- **Dataset rows**:
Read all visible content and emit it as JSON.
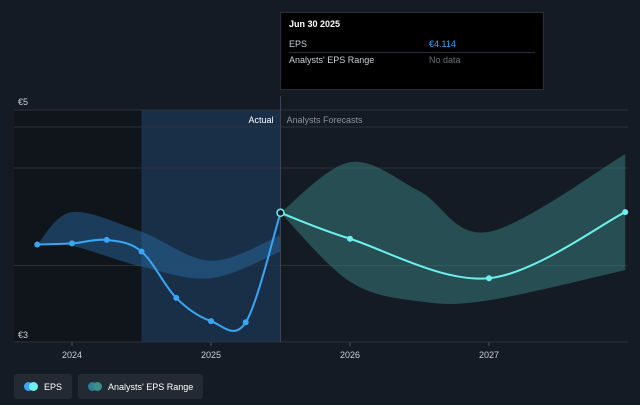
{
  "tooltip": {
    "title": "Jun 30 2025",
    "rows": [
      {
        "label": "EPS",
        "value": "€4.114"
      },
      {
        "label": "Analysts' EPS Range",
        "value": "No data"
      }
    ]
  },
  "section_labels": {
    "actual": "Actual",
    "forecast": "Analysts Forecasts"
  },
  "legend": [
    {
      "label": "EPS",
      "color": "#3ba5f5"
    },
    {
      "label": "Analysts' EPS Range",
      "color": "#2f7f96"
    }
  ],
  "colors": {
    "background": "#151b24",
    "eps_actual": "#3ba5f5",
    "eps_forecast": "#6ef0ee",
    "range_past": "#2a6ea8",
    "range_forecast": "#3b8f8d",
    "highlight": "#1b3450"
  },
  "chart_data": {
    "type": "line",
    "y_axis": {
      "min": 3,
      "max": 5,
      "tick_labels": [
        "€5",
        "€3"
      ]
    },
    "x_axis": {
      "tick_labels": [
        "2024",
        "2025",
        "2026",
        "2027"
      ],
      "tick_values": [
        2024,
        2025,
        2026,
        2027
      ]
    },
    "highlight_region": [
      2024.5,
      2025.5
    ],
    "series": [
      {
        "name": "EPS",
        "segment": "actual",
        "points": [
          [
            2023.75,
            3.84
          ],
          [
            2024.0,
            3.85
          ],
          [
            2024.25,
            3.88
          ],
          [
            2024.5,
            3.78
          ],
          [
            2024.75,
            3.38
          ],
          [
            2025.0,
            3.18
          ],
          [
            2025.25,
            3.17
          ],
          [
            2025.5,
            4.114
          ]
        ]
      },
      {
        "name": "EPS",
        "segment": "forecast",
        "points": [
          [
            2025.5,
            4.114
          ],
          [
            2026.0,
            3.89
          ],
          [
            2027.0,
            3.55
          ],
          [
            2027.98,
            4.12
          ]
        ]
      }
    ],
    "range": [
      {
        "name": "Analysts' EPS Range",
        "segment": "past",
        "upper": [
          [
            2023.75,
            3.84
          ],
          [
            2024.0,
            4.12
          ],
          [
            2024.5,
            3.95
          ],
          [
            2025.0,
            3.7
          ],
          [
            2025.5,
            3.92
          ]
        ],
        "lower": [
          [
            2023.75,
            3.84
          ],
          [
            2024.0,
            3.83
          ],
          [
            2024.5,
            3.65
          ],
          [
            2025.0,
            3.55
          ],
          [
            2025.5,
            3.78
          ]
        ]
      },
      {
        "name": "Analysts' EPS Range",
        "segment": "forecast",
        "upper": [
          [
            2025.5,
            4.114
          ],
          [
            2026.0,
            4.55
          ],
          [
            2026.5,
            4.3
          ],
          [
            2027.0,
            3.95
          ],
          [
            2027.98,
            4.62
          ]
        ],
        "lower": [
          [
            2025.5,
            4.114
          ],
          [
            2026.0,
            3.52
          ],
          [
            2026.5,
            3.35
          ],
          [
            2027.0,
            3.36
          ],
          [
            2027.98,
            3.62
          ]
        ]
      }
    ]
  }
}
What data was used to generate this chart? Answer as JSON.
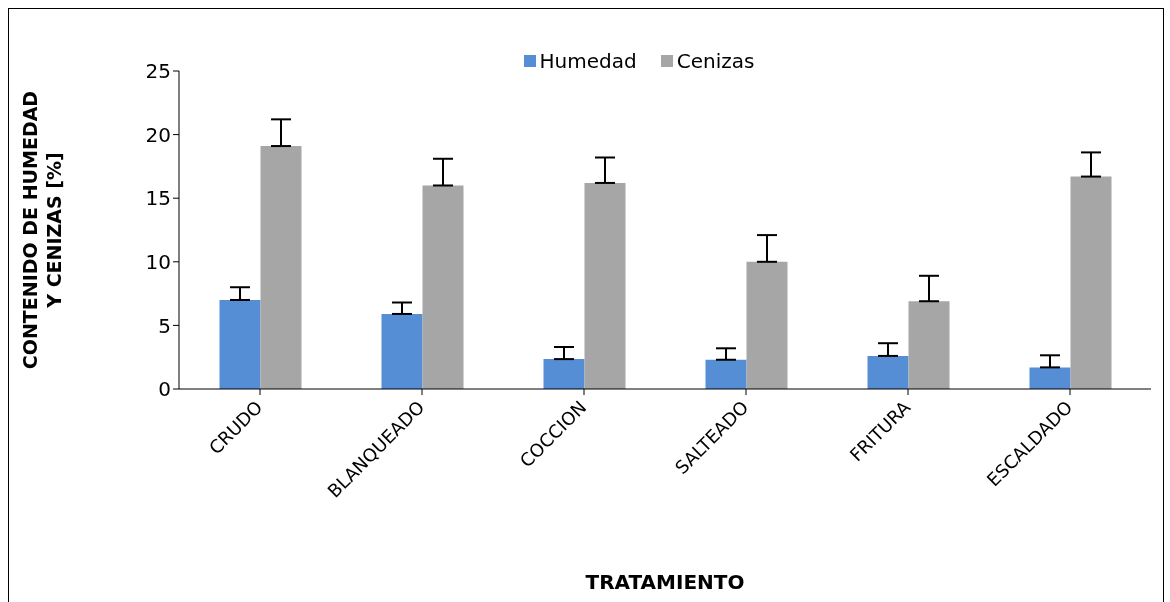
{
  "chart_data": {
    "type": "bar",
    "xlabel": "TRATAMIENTO",
    "ylabel": "CONTENIDO DE HUMEDAD\nY CENIZAS [%]",
    "categories": [
      "CRUDO",
      "BLANQUEADO",
      "COCCION",
      "SALTEADO",
      "FRITURA",
      "ESCALDADO"
    ],
    "series": [
      {
        "name": "Humedad",
        "color": "#558ed5",
        "values": [
          7.0,
          5.9,
          2.35,
          2.3,
          2.6,
          1.7
        ],
        "errors": [
          [
            7.0,
            8.0
          ],
          [
            5.9,
            6.8
          ],
          [
            2.35,
            3.3
          ],
          [
            2.3,
            3.2
          ],
          [
            2.6,
            3.6
          ],
          [
            1.7,
            2.65
          ]
        ]
      },
      {
        "name": "Cenizas",
        "color": "#a6a6a6",
        "values": [
          19.1,
          16.0,
          16.2,
          10.0,
          6.9,
          16.7
        ],
        "errors": [
          [
            19.1,
            21.2
          ],
          [
            16.0,
            18.1
          ],
          [
            16.2,
            18.2
          ],
          [
            10.0,
            12.1
          ],
          [
            6.9,
            8.9
          ],
          [
            16.7,
            18.6
          ]
        ]
      }
    ],
    "ylim": [
      0,
      25
    ],
    "yticks": [
      0,
      5,
      10,
      15,
      20,
      25
    ],
    "grid": false,
    "legend": "top"
  }
}
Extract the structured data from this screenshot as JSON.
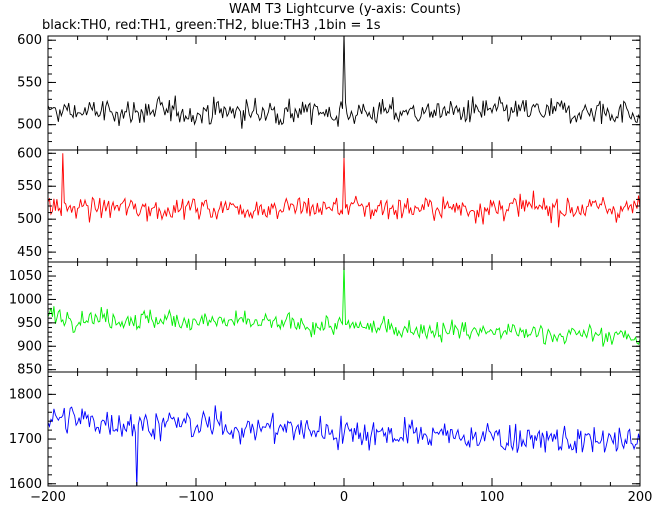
{
  "title": "WAM T3 Lightcurve (y-axis: Counts)",
  "subtitle": "black:TH0, red:TH1, green:TH2, blue:TH3 ,1bin = 1s",
  "chart_data": {
    "type": "line",
    "title": "WAM T3 Lightcurve (y-axis: Counts)",
    "subtitle": "black:TH0, red:TH1, green:TH2, blue:TH3 ,1bin = 1s",
    "xlim": [
      -200,
      200
    ],
    "x_ticks": [
      -200,
      -100,
      0,
      100,
      200
    ],
    "bin_width": 1,
    "panels": [
      {
        "name": "TH0",
        "color": "#000000",
        "ylim": [
          470,
          605
        ],
        "y_ticks": [
          500,
          550,
          600
        ],
        "mean": 515,
        "noise_amplitude": 25,
        "spikes": [
          {
            "x": 0,
            "value": 625
          }
        ]
      },
      {
        "name": "TH1",
        "color": "#ff0000",
        "ylim": [
          435,
          605
        ],
        "y_ticks": [
          450,
          500,
          550,
          600
        ],
        "mean": 517,
        "noise_amplitude": 30,
        "spikes": [
          {
            "x": -190,
            "value": 600
          },
          {
            "x": 0,
            "value": 595
          }
        ]
      },
      {
        "name": "TH2",
        "color": "#00ee00",
        "ylim": [
          845,
          1080
        ],
        "y_ticks": [
          850,
          900,
          950,
          1000,
          1050
        ],
        "trend_start": 965,
        "trend_end": 920,
        "noise_amplitude": 35,
        "spikes": [
          {
            "x": 0,
            "value": 1075
          }
        ]
      },
      {
        "name": "TH3",
        "color": "#0000ff",
        "ylim": [
          1595,
          1850
        ],
        "y_ticks": [
          1600,
          1700,
          1800
        ],
        "trend_start": 1745,
        "trend_end": 1690,
        "noise_amplitude": 55,
        "spikes": [
          {
            "x": -140,
            "value": 1590
          }
        ]
      }
    ]
  }
}
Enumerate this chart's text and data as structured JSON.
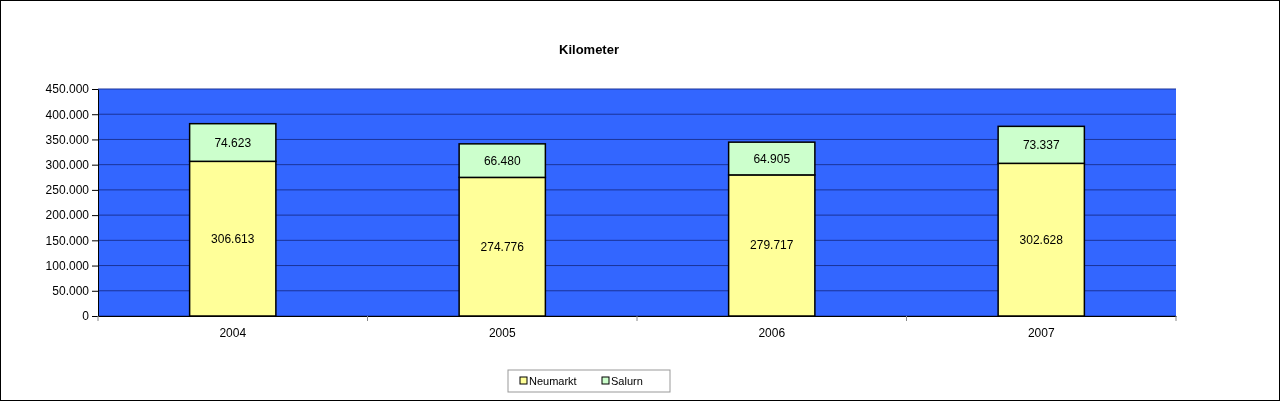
{
  "chart_data": {
    "type": "bar",
    "title": "Kilometer",
    "categories": [
      "2004",
      "2005",
      "2006",
      "2007"
    ],
    "stacked": true,
    "series": [
      {
        "name": "Neumarkt",
        "color": "#ffff99",
        "values": [
          306613,
          274776,
          279717,
          302628
        ],
        "value_labels": [
          "306.613",
          "274.776",
          "279.717",
          "302.628"
        ]
      },
      {
        "name": "Salurn",
        "color": "#ccffcc",
        "values": [
          74623,
          66480,
          64905,
          73337
        ],
        "value_labels": [
          "74.623",
          "66.480",
          "64.905",
          "73.337"
        ]
      }
    ],
    "ylim": [
      0,
      450000
    ],
    "yticks": [
      {
        "value": 0,
        "label": "0"
      },
      {
        "value": 50000,
        "label": "50.000"
      },
      {
        "value": 100000,
        "label": "100.000"
      },
      {
        "value": 150000,
        "label": "150.000"
      },
      {
        "value": 200000,
        "label": "200.000"
      },
      {
        "value": 250000,
        "label": "250.000"
      },
      {
        "value": 300000,
        "label": "300.000"
      },
      {
        "value": 350000,
        "label": "350.000"
      },
      {
        "value": 400000,
        "label": "400.000"
      },
      {
        "value": 450000,
        "label": "450.000"
      }
    ],
    "grid": "y",
    "legend": "bottom"
  }
}
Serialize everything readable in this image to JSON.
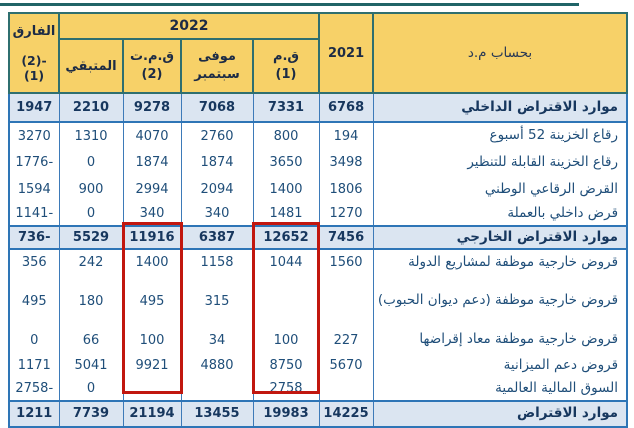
{
  "table": {
    "unit_header": "بحساب م.د",
    "col_2021": "2021",
    "col_2022": "2022",
    "col_diff": {
      "title": "الفارق",
      "sub": "(2)-(1)"
    },
    "subcols": {
      "remaining": "المتبقي",
      "qmt": "ق.م.ت",
      "qmt_sub": "(2)",
      "sept_line1": "موفى",
      "sept_line2": "سبتمبر",
      "qm": "ق.م",
      "qm_sub": "(1)"
    },
    "rows": [
      {
        "label": "موارد الاقتراض الداخلي",
        "y2021": "6768",
        "qm": "7331",
        "sept": "7068",
        "qmt": "9278",
        "remaining": "2210",
        "diff": "1947",
        "section": true
      },
      {
        "label": "رقاع الخزينة 52 أسبوع",
        "y2021": "194",
        "qm": "800",
        "sept": "2760",
        "qmt": "4070",
        "remaining": "1310",
        "diff": "3270",
        "section": false
      },
      {
        "label": "رقاع الخزينة القابلة للتنظير",
        "y2021": "3498",
        "qm": "3650",
        "sept": "1874",
        "qmt": "1874",
        "remaining": "0",
        "diff": "1776-",
        "section": false
      },
      {
        "label": "القرض الرقاعي الوطني",
        "y2021": "1806",
        "qm": "1400",
        "sept": "2094",
        "qmt": "2994",
        "remaining": "900",
        "diff": "1594",
        "section": false
      },
      {
        "label": "قرض داخلي بالعملة",
        "y2021": "1270",
        "qm": "1481",
        "sept": "340",
        "qmt": "340",
        "remaining": "0",
        "diff": "1141-",
        "section": false
      },
      {
        "label": "موارد الاقتراض الخارجي",
        "y2021": "7456",
        "qm": "12652",
        "sept": "6387",
        "qmt": "11916",
        "remaining": "5529",
        "diff": "736-",
        "section": true
      },
      {
        "label": "قروض خارجية موظفة لمشاريع الدولة",
        "y2021": "1560",
        "qm": "1044",
        "sept": "1158",
        "qmt": "1400",
        "remaining": "242",
        "diff": "356",
        "section": false
      },
      {
        "label": "قروض خارجية موظفة (دعم ديوان الحبوب)",
        "y2021": "",
        "qm": "",
        "sept": "315",
        "qmt": "495",
        "remaining": "180",
        "diff": "495",
        "section": false
      },
      {
        "label": "قروض خارجية موظفة معاد إقراضها",
        "y2021": "227",
        "qm": "100",
        "sept": "34",
        "qmt": "100",
        "remaining": "66",
        "diff": "0",
        "section": false
      },
      {
        "label": "قروض دعم الميزانية",
        "y2021": "5670",
        "qm": "8750",
        "sept": "4880",
        "qmt": "9921",
        "remaining": "5041",
        "diff": "1171",
        "section": false
      },
      {
        "label": "السوق المالية العالمية",
        "y2021": "",
        "qm": "2758",
        "sept": "",
        "qmt": "",
        "remaining": "0",
        "diff": "2758-",
        "section": false
      },
      {
        "label": "موارد الاقتراض",
        "y2021": "14225",
        "qm": "19983",
        "sept": "13455",
        "qmt": "21194",
        "remaining": "7739",
        "diff": "1211",
        "section": true
      }
    ],
    "highlight": {
      "color": "#c1170f",
      "boxed_columns": [
        "ق.م.ت (2)",
        "ق.م (1)"
      ],
      "boxed_row_span": "موارد الاقتراض الخارجي → السوق المالية العالمية"
    }
  },
  "colors": {
    "header_bg": "#f7d168",
    "header_border": "#2f6f6f",
    "section_row_bg": "#dbe5f1",
    "table_border_blue": "#2e75b6",
    "text_navy": "#1f4e79",
    "top_line_teal": "#206467"
  }
}
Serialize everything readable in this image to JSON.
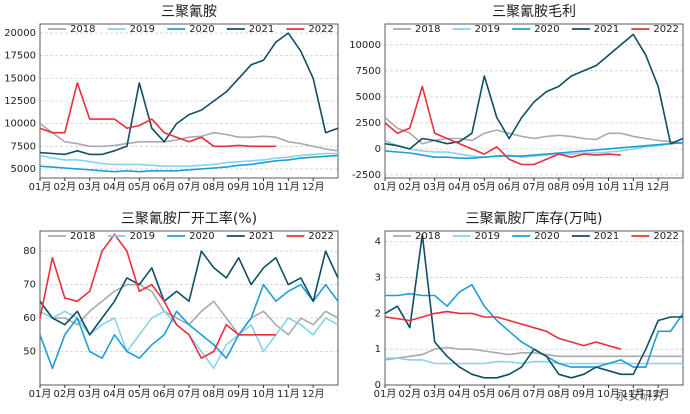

- **Exercise**:
Look through the listing above and count the lines where the string "black" appears. Report the number only.

- **Expected output**:
2